:: Extracted data entries ::
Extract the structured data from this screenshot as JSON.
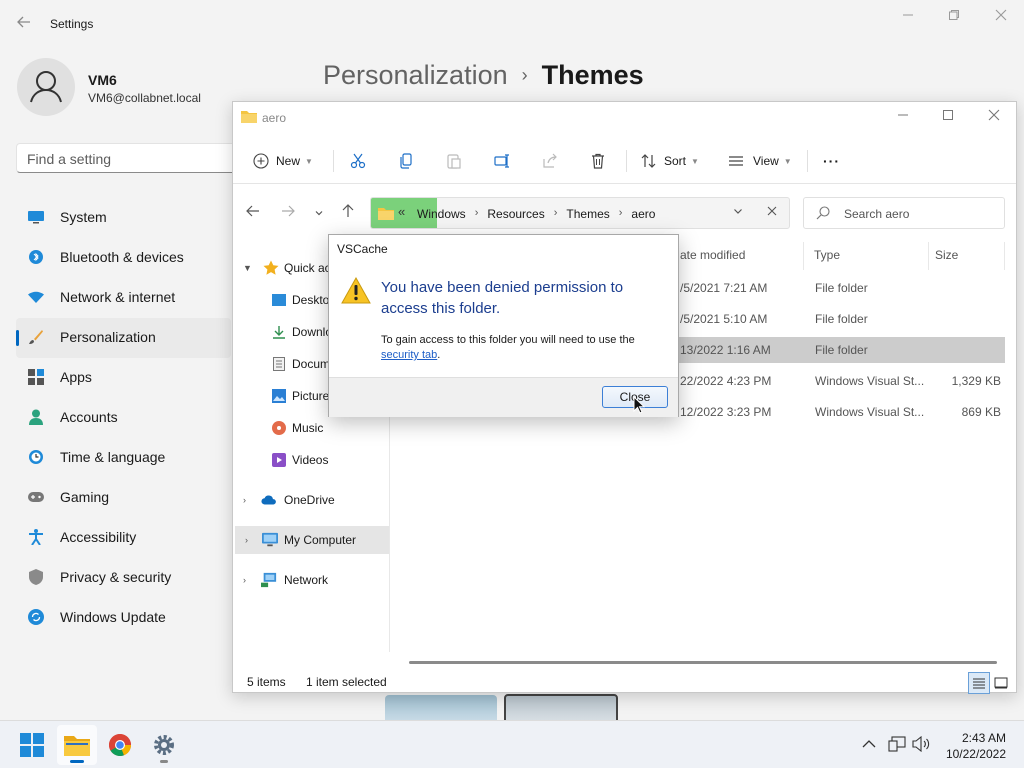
{
  "settings": {
    "window_title": "Settings",
    "user": {
      "name": "VM6",
      "email": "VM6@collabnet.local"
    },
    "search_placeholder": "Find a setting",
    "nav": [
      {
        "label": "System",
        "icon": "monitor-icon"
      },
      {
        "label": "Bluetooth & devices",
        "icon": "bluetooth-icon"
      },
      {
        "label": "Network & internet",
        "icon": "wifi-icon"
      },
      {
        "label": "Personalization",
        "icon": "brush-icon",
        "active": true
      },
      {
        "label": "Apps",
        "icon": "apps-icon"
      },
      {
        "label": "Accounts",
        "icon": "person-icon"
      },
      {
        "label": "Time & language",
        "icon": "clock-globe-icon"
      },
      {
        "label": "Gaming",
        "icon": "gamepad-icon"
      },
      {
        "label": "Accessibility",
        "icon": "accessibility-icon"
      },
      {
        "label": "Privacy & security",
        "icon": "shield-icon"
      },
      {
        "label": "Windows Update",
        "icon": "refresh-icon"
      }
    ],
    "breadcrumb": {
      "parent": "Personalization",
      "separator": "›",
      "current": "Themes"
    }
  },
  "explorer": {
    "window_title": "aero",
    "toolbar": {
      "new_label": "New",
      "sort_label": "Sort",
      "view_label": "View",
      "more_label": "···"
    },
    "address": {
      "overflow": "«",
      "crumbs": [
        "Windows",
        "Resources",
        "Themes",
        "aero"
      ]
    },
    "search_placeholder": "Search aero",
    "tree": [
      {
        "label": "Quick ac",
        "expanded": true
      },
      {
        "label": "Desktop"
      },
      {
        "label": "Downlo"
      },
      {
        "label": "Docum"
      },
      {
        "label": "Picture"
      },
      {
        "label": "Music"
      },
      {
        "label": "Videos"
      },
      {
        "label": "OneDrive"
      },
      {
        "label": "My Computer",
        "selected": true
      },
      {
        "label": "Network"
      }
    ],
    "columns": {
      "date": "ate modified",
      "type": "Type",
      "size": "Size"
    },
    "rows": [
      {
        "date": "/5/2021 7:21 AM",
        "type": "File folder",
        "size": ""
      },
      {
        "date": "/5/2021 5:10 AM",
        "type": "File folder",
        "size": ""
      },
      {
        "date": "13/2022 1:16 AM",
        "type": "File folder",
        "size": "",
        "selected": true
      },
      {
        "date": "22/2022 4:23 PM",
        "type": "Windows Visual St...",
        "size": "1,329 KB"
      },
      {
        "date": "12/2022 3:23 PM",
        "type": "Windows Visual St...",
        "size": "869 KB"
      }
    ],
    "status": {
      "items": "5 items",
      "selected": "1 item selected"
    }
  },
  "dialog": {
    "title": "VSCache",
    "heading": "You have been denied permission to access this folder.",
    "body_text": "To gain access to this folder you will need to use the",
    "link_text": "security tab",
    "body_end": ".",
    "close_label": "Close"
  },
  "taskbar": {
    "time": "2:43 AM",
    "date": "10/22/2022"
  },
  "colors": {
    "accent": "#0067c0",
    "dialog_heading": "#1c3e8f",
    "address_highlight": "#7bd17b"
  }
}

:: EXERCISE BRIEF ::
Every line is to be duplicated exactly, though pictures stay out.

:: OUTPUT BELOW ::
Extract the structured data from this screenshot as JSON.
{
  "settings": {
    "window_title": "Settings",
    "user": {
      "name": "VM6",
      "email": "VM6@collabnet.local"
    },
    "search_placeholder": "Find a setting",
    "nav": [
      {
        "label": "System",
        "icon": "monitor-icon"
      },
      {
        "label": "Bluetooth & devices",
        "icon": "bluetooth-icon"
      },
      {
        "label": "Network & internet",
        "icon": "wifi-icon"
      },
      {
        "label": "Personalization",
        "icon": "brush-icon",
        "active": true
      },
      {
        "label": "Apps",
        "icon": "apps-icon"
      },
      {
        "label": "Accounts",
        "icon": "person-icon"
      },
      {
        "label": "Time & language",
        "icon": "clock-globe-icon"
      },
      {
        "label": "Gaming",
        "icon": "gamepad-icon"
      },
      {
        "label": "Accessibility",
        "icon": "accessibility-icon"
      },
      {
        "label": "Privacy & security",
        "icon": "shield-icon"
      },
      {
        "label": "Windows Update",
        "icon": "refresh-icon"
      }
    ],
    "breadcrumb": {
      "parent": "Personalization",
      "separator": "›",
      "current": "Themes"
    }
  },
  "explorer": {
    "window_title": "aero",
    "toolbar": {
      "new_label": "New",
      "sort_label": "Sort",
      "view_label": "View",
      "more_label": "···"
    },
    "address": {
      "overflow": "«",
      "crumbs": [
        "Windows",
        "Resources",
        "Themes",
        "aero"
      ]
    },
    "search_placeholder": "Search aero",
    "tree": [
      {
        "label": "Quick ac",
        "expanded": true
      },
      {
        "label": "Desktop"
      },
      {
        "label": "Downlo"
      },
      {
        "label": "Docum"
      },
      {
        "label": "Picture"
      },
      {
        "label": "Music"
      },
      {
        "label": "Videos"
      },
      {
        "label": "OneDrive"
      },
      {
        "label": "My Computer",
        "selected": true
      },
      {
        "label": "Network"
      }
    ],
    "columns": {
      "date": "ate modified",
      "type": "Type",
      "size": "Size"
    },
    "rows": [
      {
        "date": "/5/2021 7:21 AM",
        "type": "File folder",
        "size": ""
      },
      {
        "date": "/5/2021 5:10 AM",
        "type": "File folder",
        "size": ""
      },
      {
        "date": "13/2022 1:16 AM",
        "type": "File folder",
        "size": "",
        "selected": true
      },
      {
        "date": "22/2022 4:23 PM",
        "type": "Windows Visual St...",
        "size": "1,329 KB"
      },
      {
        "date": "12/2022 3:23 PM",
        "type": "Windows Visual St...",
        "size": "869 KB"
      }
    ],
    "status": {
      "items": "5 items",
      "selected": "1 item selected"
    }
  },
  "dialog": {
    "title": "VSCache",
    "heading": "You have been denied permission to access this folder.",
    "body_text": "To gain access to this folder you will need to use the",
    "link_text": "security tab",
    "body_end": ".",
    "close_label": "Close"
  },
  "taskbar": {
    "time": "2:43 AM",
    "date": "10/22/2022"
  },
  "colors": {
    "accent": "#0067c0",
    "dialog_heading": "#1c3e8f",
    "address_highlight": "#7bd17b"
  }
}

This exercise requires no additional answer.